● **Input for this task**:
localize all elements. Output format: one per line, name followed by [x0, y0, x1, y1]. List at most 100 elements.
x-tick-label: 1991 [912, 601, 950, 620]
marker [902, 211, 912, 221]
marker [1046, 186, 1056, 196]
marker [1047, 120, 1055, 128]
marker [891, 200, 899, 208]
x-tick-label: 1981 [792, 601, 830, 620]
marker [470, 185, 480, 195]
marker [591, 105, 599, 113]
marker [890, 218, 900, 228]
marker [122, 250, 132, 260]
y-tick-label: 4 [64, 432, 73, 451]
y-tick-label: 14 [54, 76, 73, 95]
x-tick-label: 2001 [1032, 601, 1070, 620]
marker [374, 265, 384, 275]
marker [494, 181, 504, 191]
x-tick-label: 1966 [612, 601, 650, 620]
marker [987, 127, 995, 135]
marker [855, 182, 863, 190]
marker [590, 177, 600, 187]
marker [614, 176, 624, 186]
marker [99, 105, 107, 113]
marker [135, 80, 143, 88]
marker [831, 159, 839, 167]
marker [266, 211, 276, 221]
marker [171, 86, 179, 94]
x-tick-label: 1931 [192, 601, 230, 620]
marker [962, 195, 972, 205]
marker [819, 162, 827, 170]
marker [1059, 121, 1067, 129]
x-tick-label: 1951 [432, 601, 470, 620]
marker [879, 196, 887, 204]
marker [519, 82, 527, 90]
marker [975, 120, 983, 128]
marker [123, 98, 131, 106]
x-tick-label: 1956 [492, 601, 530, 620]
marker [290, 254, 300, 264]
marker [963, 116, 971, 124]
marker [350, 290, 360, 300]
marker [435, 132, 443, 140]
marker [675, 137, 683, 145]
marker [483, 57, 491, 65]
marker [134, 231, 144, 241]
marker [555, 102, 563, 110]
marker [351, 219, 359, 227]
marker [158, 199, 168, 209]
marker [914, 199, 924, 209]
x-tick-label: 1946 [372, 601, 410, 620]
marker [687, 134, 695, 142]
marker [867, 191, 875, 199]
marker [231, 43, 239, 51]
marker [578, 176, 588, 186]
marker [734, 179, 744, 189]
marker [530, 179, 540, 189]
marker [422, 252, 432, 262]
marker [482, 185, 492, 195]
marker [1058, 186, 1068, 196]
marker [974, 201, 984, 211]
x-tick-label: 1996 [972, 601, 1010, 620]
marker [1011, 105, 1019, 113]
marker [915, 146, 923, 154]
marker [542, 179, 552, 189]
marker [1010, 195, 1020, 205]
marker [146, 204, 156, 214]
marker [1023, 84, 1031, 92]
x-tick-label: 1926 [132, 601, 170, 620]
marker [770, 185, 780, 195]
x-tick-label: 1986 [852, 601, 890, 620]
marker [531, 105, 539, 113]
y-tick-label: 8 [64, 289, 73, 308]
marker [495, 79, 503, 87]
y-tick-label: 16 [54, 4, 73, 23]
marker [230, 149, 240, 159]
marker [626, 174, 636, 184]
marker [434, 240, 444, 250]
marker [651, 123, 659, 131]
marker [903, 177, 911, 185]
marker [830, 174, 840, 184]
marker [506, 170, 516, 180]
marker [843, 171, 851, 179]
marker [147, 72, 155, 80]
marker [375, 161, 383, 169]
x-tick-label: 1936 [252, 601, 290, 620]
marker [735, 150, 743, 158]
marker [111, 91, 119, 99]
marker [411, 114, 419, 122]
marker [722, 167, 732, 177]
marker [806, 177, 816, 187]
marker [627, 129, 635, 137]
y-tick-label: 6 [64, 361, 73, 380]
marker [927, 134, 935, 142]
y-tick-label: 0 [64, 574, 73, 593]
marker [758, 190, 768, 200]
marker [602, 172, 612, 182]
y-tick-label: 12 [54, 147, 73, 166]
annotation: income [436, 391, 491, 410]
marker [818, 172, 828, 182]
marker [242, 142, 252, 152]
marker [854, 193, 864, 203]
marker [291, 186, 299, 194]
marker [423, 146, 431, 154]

● **Short task**: Reproduce the items above, switching every "x-tick-label" to "x-axis label" and leaving everything else unchanged.

● **Reply**:
localize all elements. Output format: one per line, name followed by [x0, y0, x1, y1]. List at most 100 elements.
x-axis label: 1991 [912, 601, 950, 620]
marker [902, 211, 912, 221]
marker [1046, 186, 1056, 196]
marker [1047, 120, 1055, 128]
marker [891, 200, 899, 208]
x-axis label: 1981 [792, 601, 830, 620]
marker [470, 185, 480, 195]
marker [591, 105, 599, 113]
marker [890, 218, 900, 228]
marker [122, 250, 132, 260]
y-tick-label: 4 [64, 432, 73, 451]
y-tick-label: 14 [54, 76, 73, 95]
x-axis label: 2001 [1032, 601, 1070, 620]
marker [374, 265, 384, 275]
marker [494, 181, 504, 191]
x-axis label: 1966 [612, 601, 650, 620]
marker [987, 127, 995, 135]
marker [855, 182, 863, 190]
marker [590, 177, 600, 187]
marker [614, 176, 624, 186]
marker [99, 105, 107, 113]
marker [135, 80, 143, 88]
marker [831, 159, 839, 167]
marker [266, 211, 276, 221]
marker [171, 86, 179, 94]
x-axis label: 1931 [192, 601, 230, 620]
marker [962, 195, 972, 205]
marker [819, 162, 827, 170]
marker [1059, 121, 1067, 129]
x-axis label: 1951 [432, 601, 470, 620]
marker [879, 196, 887, 204]
marker [519, 82, 527, 90]
marker [975, 120, 983, 128]
marker [123, 98, 131, 106]
x-axis label: 1956 [492, 601, 530, 620]
marker [290, 254, 300, 264]
marker [963, 116, 971, 124]
marker [350, 290, 360, 300]
marker [435, 132, 443, 140]
marker [675, 137, 683, 145]
marker [483, 57, 491, 65]
marker [134, 231, 144, 241]
marker [555, 102, 563, 110]
marker [351, 219, 359, 227]
marker [158, 199, 168, 209]
marker [914, 199, 924, 209]
x-axis label: 1946 [372, 601, 410, 620]
marker [687, 134, 695, 142]
marker [867, 191, 875, 199]
marker [231, 43, 239, 51]
marker [578, 176, 588, 186]
marker [734, 179, 744, 189]
marker [530, 179, 540, 189]
marker [422, 252, 432, 262]
marker [482, 185, 492, 195]
marker [1058, 186, 1068, 196]
marker [974, 201, 984, 211]
x-axis label: 1996 [972, 601, 1010, 620]
marker [1011, 105, 1019, 113]
marker [915, 146, 923, 154]
marker [542, 179, 552, 189]
marker [1010, 195, 1020, 205]
marker [146, 204, 156, 214]
marker [1023, 84, 1031, 92]
x-axis label: 1926 [132, 601, 170, 620]
marker [770, 185, 780, 195]
x-axis label: 1986 [852, 601, 890, 620]
marker [531, 105, 539, 113]
y-tick-label: 8 [64, 289, 73, 308]
marker [495, 79, 503, 87]
y-tick-label: 16 [54, 4, 73, 23]
marker [230, 149, 240, 159]
marker [626, 174, 636, 184]
marker [434, 240, 444, 250]
marker [651, 123, 659, 131]
marker [903, 177, 911, 185]
marker [830, 174, 840, 184]
marker [506, 170, 516, 180]
marker [843, 171, 851, 179]
marker [147, 72, 155, 80]
marker [375, 161, 383, 169]
x-axis label: 1936 [252, 601, 290, 620]
marker [735, 150, 743, 158]
marker [111, 91, 119, 99]
marker [411, 114, 419, 122]
marker [722, 167, 732, 177]
marker [806, 177, 816, 187]
marker [627, 129, 635, 137]
y-tick-label: 6 [64, 361, 73, 380]
marker [927, 134, 935, 142]
y-tick-label: 0 [64, 574, 73, 593]
marker [758, 190, 768, 200]
marker [602, 172, 612, 182]
y-tick-label: 12 [54, 147, 73, 166]
annotation: income [436, 391, 491, 410]
marker [818, 172, 828, 182]
marker [242, 142, 252, 152]
marker [854, 193, 864, 203]
marker [291, 186, 299, 194]
marker [423, 146, 431, 154]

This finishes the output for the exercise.